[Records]
-- START --
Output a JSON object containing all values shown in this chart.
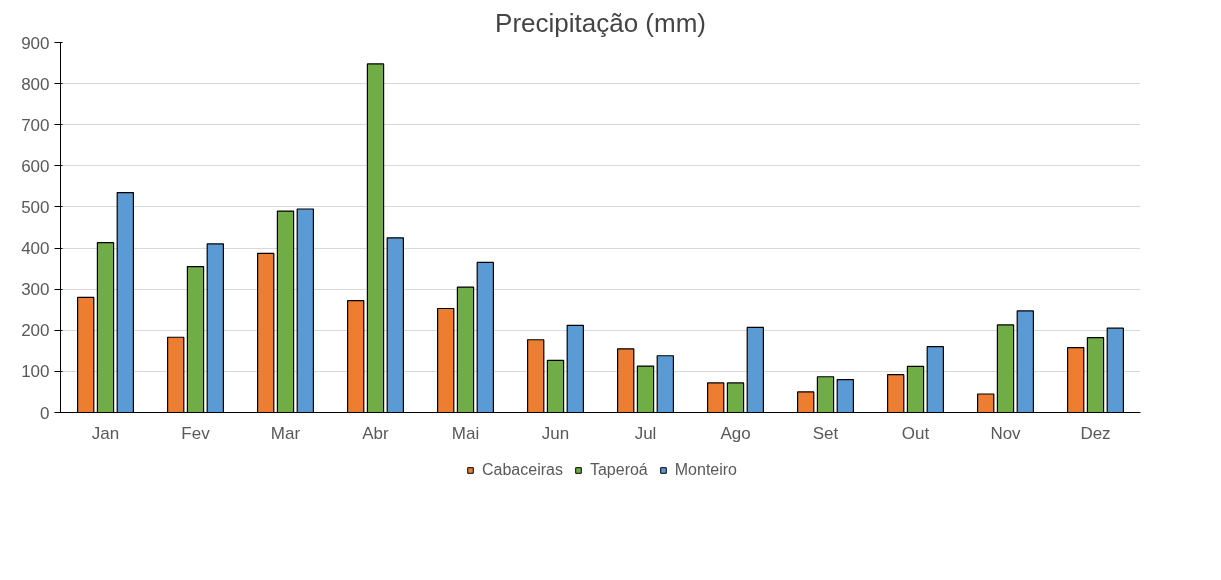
{
  "chart_data": {
    "type": "bar",
    "title": "Precipitação (mm)",
    "categories": [
      "Jan",
      "Fev",
      "Mar",
      "Abr",
      "Mai",
      "Jun",
      "Jul",
      "Ago",
      "Set",
      "Out",
      "Nov",
      "Dez"
    ],
    "series": [
      {
        "name": "Cabaceiras",
        "color": "#ed7d31",
        "values": [
          280,
          183,
          387,
          272,
          253,
          177,
          155,
          72,
          50,
          92,
          45,
          158
        ]
      },
      {
        "name": "Taperoá",
        "color": "#70ad47",
        "values": [
          413,
          355,
          490,
          848,
          305,
          127,
          113,
          72,
          87,
          112,
          213,
          182
        ]
      },
      {
        "name": "Monteiro",
        "color": "#5b9bd5",
        "values": [
          535,
          410,
          495,
          425,
          365,
          212,
          138,
          207,
          80,
          160,
          247,
          205
        ]
      }
    ],
    "ylim": [
      0,
      900
    ],
    "yticks": [
      0,
      100,
      200,
      300,
      400,
      500,
      600,
      700,
      800,
      900
    ],
    "grid": "y",
    "legend": "bottom"
  }
}
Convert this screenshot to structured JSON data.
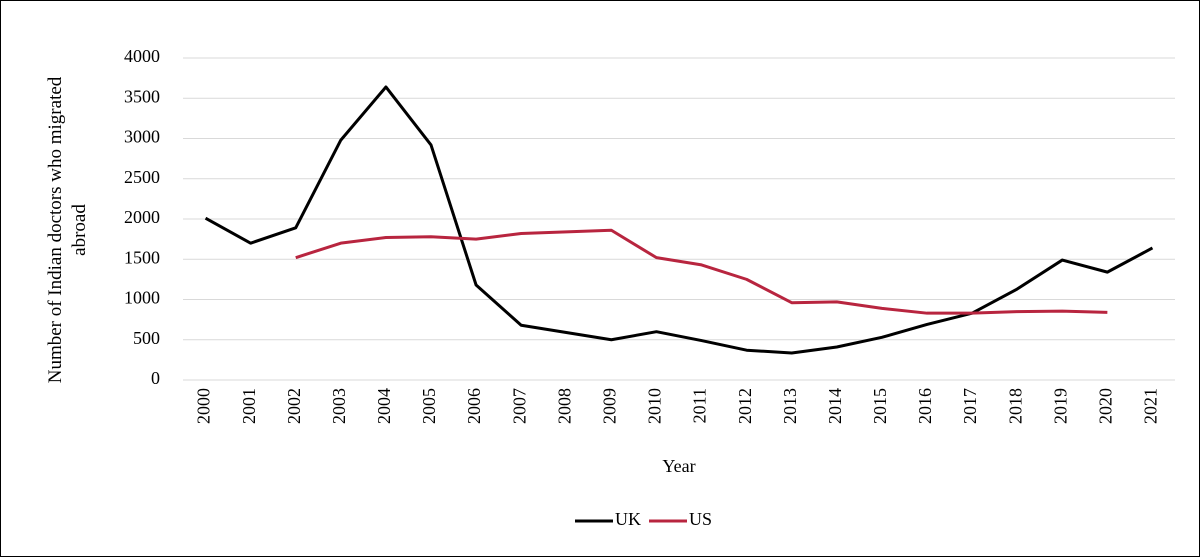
{
  "chart_data": {
    "type": "line",
    "ylabel": "Number of Indian doctors who migrated abroad",
    "xlabel": "Year",
    "categories": [
      "2000",
      "2001",
      "2002",
      "2003",
      "2004",
      "2005",
      "2006",
      "2007",
      "2008",
      "2009",
      "2010",
      "2011",
      "2012",
      "2013",
      "2014",
      "2015",
      "2016",
      "2017",
      "2018",
      "2019",
      "2020",
      "2021"
    ],
    "series": [
      {
        "name": "UK",
        "color": "#000000",
        "values": [
          2010,
          1700,
          1890,
          2980,
          3640,
          2920,
          1180,
          680,
          590,
          500,
          600,
          490,
          370,
          335,
          410,
          530,
          690,
          830,
          1130,
          1490,
          1340,
          1640
        ]
      },
      {
        "name": "US",
        "color": "#b8253f",
        "values": [
          null,
          null,
          1520,
          1700,
          1770,
          1780,
          1750,
          1820,
          1840,
          1860,
          1520,
          1430,
          1250,
          960,
          970,
          890,
          830,
          830,
          850,
          855,
          840,
          null
        ]
      }
    ],
    "ylim": [
      0,
      4000
    ],
    "yticks": [
      0,
      500,
      1000,
      1500,
      2000,
      2500,
      3000,
      3500,
      4000
    ],
    "grid": true,
    "legend": "bottom"
  }
}
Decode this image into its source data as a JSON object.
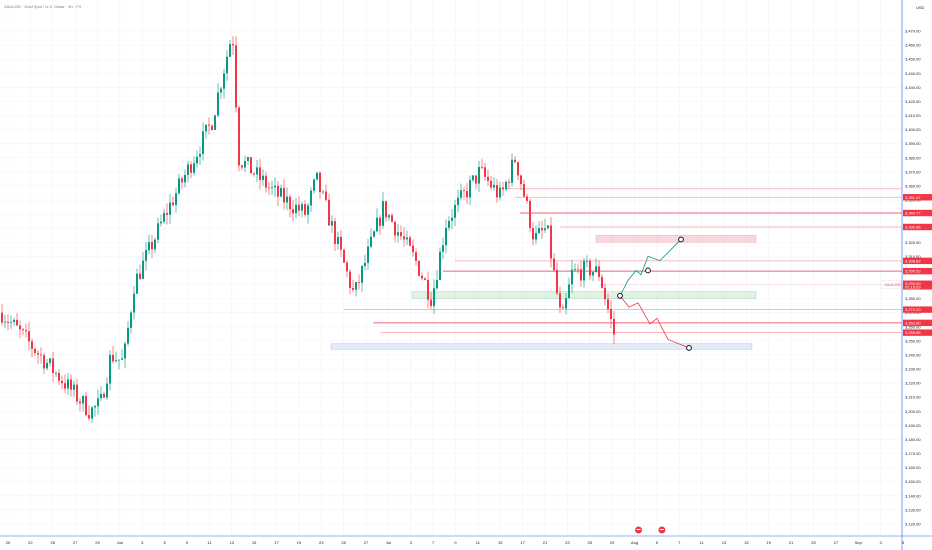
{
  "header": {
    "title": "XAUUSD · Gold Spot / U.S. Dollar · 4h · FX",
    "currency": "USD"
  },
  "price_badges": [
    {
      "label": "3,351.97",
      "value": 3351.97
    },
    {
      "label": "3,340.77",
      "value": 3340.77
    },
    {
      "label": "3,330.86",
      "value": 3330.86
    },
    {
      "label": "3,306.82",
      "value": 3306.82
    },
    {
      "label": "3,299.53",
      "value": 3299.53
    },
    {
      "label": "3,272.20",
      "value": 3272.2
    },
    {
      "label": "3,262.80",
      "value": 3262.8
    },
    {
      "label": "3,255.86",
      "value": 3255.86
    }
  ],
  "last_price": {
    "symbol": "XAUUSD",
    "value": 3290.0,
    "label": "3,290.00",
    "countdown": "01:15:53"
  },
  "colors": {
    "up": "#089981",
    "down": "#f23645",
    "grid": "#f0f3fa",
    "axis_text": "#131722",
    "resistance_zone": "#f7c6cc",
    "support_zone": "#d5ecd6",
    "target_zone": "#d4e2f8",
    "bull_path": "#089981",
    "bear_path": "#f23645",
    "event_icon": "#f23645"
  },
  "chart_data": {
    "type": "candlestick",
    "title": "XAUUSD · Gold Spot / U.S. Dollar · 4h · FX",
    "ylim": [
      3105,
      3480
    ],
    "y_ticks": [
      3470,
      3460,
      3450,
      3440,
      3430,
      3420,
      3410,
      3400,
      3390,
      3380,
      3370,
      3360,
      3350,
      3340,
      3330,
      3320,
      3310,
      3300,
      3290,
      3280,
      3270,
      3260,
      3250,
      3240,
      3230,
      3220,
      3210,
      3200,
      3190,
      3180,
      3170,
      3160,
      3150,
      3140,
      3130,
      3120
    ],
    "y_tick_labels": [
      "3,470.00",
      "3,460.00",
      "3,450.00",
      "3,440.00",
      "3,430.00",
      "3,420.00",
      "3,410.00",
      "3,400.00",
      "3,390.00",
      "3,380.00",
      "3,370.00",
      "3,360.00",
      "3,350.00",
      "3,340.00",
      "3,330.00",
      "3,320.00",
      "3,310.00",
      "3,300.00",
      "3,290.00",
      "3,280.00",
      "3,270.00",
      "3,260.00",
      "3,250.00",
      "3,240.00",
      "3,230.00",
      "3,220.00",
      "3,210.00",
      "3,200.00",
      "3,190.00",
      "3,180.00",
      "3,170.00",
      "3,160.00",
      "3,150.00",
      "3,140.00",
      "3,130.00",
      "3,120.00"
    ],
    "x_tick_labels": [
      "20",
      "22",
      "26",
      "27",
      "29",
      "Jun",
      "3",
      "5",
      "9",
      "11",
      "13",
      "15",
      "17",
      "19",
      "23",
      "25",
      "27",
      "Jul",
      "3",
      "7",
      "9",
      "11",
      "15",
      "17",
      "21",
      "23",
      "25",
      "29",
      "Aug",
      "5",
      "7",
      "11",
      "13",
      "15",
      "19",
      "21",
      "25",
      "27",
      "Sep",
      "3",
      "5"
    ],
    "path_points": [
      {
        "t": 0.0,
        "v": 3270
      },
      {
        "t": 0.42,
        "v": 3200
      },
      {
        "t": 0.47,
        "v": 3205
      },
      {
        "t": 0.52,
        "v": 3240
      },
      {
        "t": 0.58,
        "v": 3235
      },
      {
        "t": 0.63,
        "v": 3290
      },
      {
        "t": 0.78,
        "v": 3340
      },
      {
        "t": 1.0,
        "v": 3405
      },
      {
        "t": 1.1,
        "v": 3470
      },
      {
        "t": 1.13,
        "v": 3380
      },
      {
        "t": 1.3,
        "v": 3355
      },
      {
        "t": 1.45,
        "v": 3340
      },
      {
        "t": 1.5,
        "v": 3365
      },
      {
        "t": 1.68,
        "v": 3282
      },
      {
        "t": 1.72,
        "v": 3300
      },
      {
        "t": 1.82,
        "v": 3345
      },
      {
        "t": 1.98,
        "v": 3305
      },
      {
        "t": 2.05,
        "v": 3280
      },
      {
        "t": 2.12,
        "v": 3335
      },
      {
        "t": 2.28,
        "v": 3370
      },
      {
        "t": 2.38,
        "v": 3352
      },
      {
        "t": 2.45,
        "v": 3380
      },
      {
        "t": 2.54,
        "v": 3322
      },
      {
        "t": 2.6,
        "v": 3330
      },
      {
        "t": 2.67,
        "v": 3262
      },
      {
        "t": 2.72,
        "v": 3298
      },
      {
        "t": 2.8,
        "v": 3301
      },
      {
        "t": 2.85,
        "v": 3298
      },
      {
        "t": 2.92,
        "v": 3255
      }
    ],
    "annotations": {
      "h_lines": [
        {
          "value": 3358.0,
          "color": "#f7a8b0",
          "style": "solid"
        },
        {
          "value": 3351.97,
          "color": "#f5a3ab",
          "style": "solid"
        },
        {
          "value": 3340.77,
          "color": "#f23645",
          "style": "solid"
        },
        {
          "value": 3330.86,
          "color": "#f5a3ab",
          "style": "solid"
        },
        {
          "value": 3306.82,
          "color": "#f5a3ab",
          "style": "solid"
        },
        {
          "value": 3299.53,
          "color": "#f23645",
          "style": "solid"
        },
        {
          "value": 3290.0,
          "color": "#f5a3ab",
          "style": "dotted"
        },
        {
          "value": 3272.2,
          "color": "#f5a3ab",
          "style": "solid"
        },
        {
          "value": 3262.8,
          "color": "#f23645",
          "style": "solid"
        },
        {
          "value": 3255.86,
          "color": "#f5a3ab",
          "style": "solid"
        }
      ],
      "zones": [
        {
          "kind": "resistance",
          "from": 3320,
          "to": 3325
        },
        {
          "kind": "support",
          "from": 3280,
          "to": 3285
        },
        {
          "kind": "target",
          "from": 3244,
          "to": 3248
        }
      ],
      "bull_path": [
        3282,
        3293,
        3300,
        3297,
        3310,
        3307,
        3322
      ],
      "bear_path": [
        3282,
        3274,
        3277,
        3262,
        3266,
        3251,
        3245
      ],
      "event_dates": [
        "Aug",
        "5"
      ]
    }
  }
}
-- END --
### [Do this]
Which lines hold the string "name"? Copy all of them from the data above.

### [Solution to the problem]
        "name": "Cabaceiras",
        "name": "Taperoá",
        "name": "Monteiro",
        "name": "UK",
        "name": "US",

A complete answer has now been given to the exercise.